What you are asked to do: Pick out each line of the records that includes the string "Количество", and copy it.

[begin Data provided]

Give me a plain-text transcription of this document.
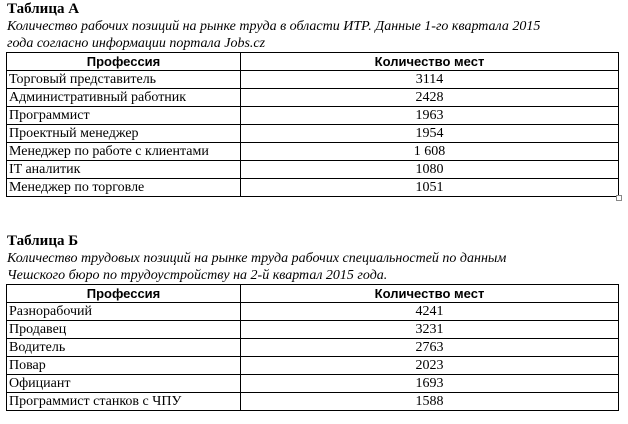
Таблица А
Количество рабочих позиций на рынке труда в области ИТР. Данные 1-го квартала 2015
года согласно информации портала Jobs.cz
Профессия	Количество мест
Торговый представитель	3114
Административный работник	2428
Программист	1963
Проектный менеджер	1954
Менеджер по работе с клиентами	1 608
IT аналитик	1080
Менеджер по торговле	1051
Таблица Б
Количество трудовых позиций на рынке труда рабочих специальностей по данным
Чешского бюро по трудоустройству на 2-й квартал 2015 года.
Профессия	Количество мест
Разнорабочий	4241
Продавец	3231
Водитель	2763
Повар	2023
Официант	1693
Программист станков с ЧПУ	1588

[end Data provided]

Written answer:
Количество рабочих позиций на рынке труда в области ИТР. Данные 1-го квартала 2015
Профессия	Количество мест
Количество трудовых позиций на рынке труда рабочих специальностей по данным
Профессия	Количество мест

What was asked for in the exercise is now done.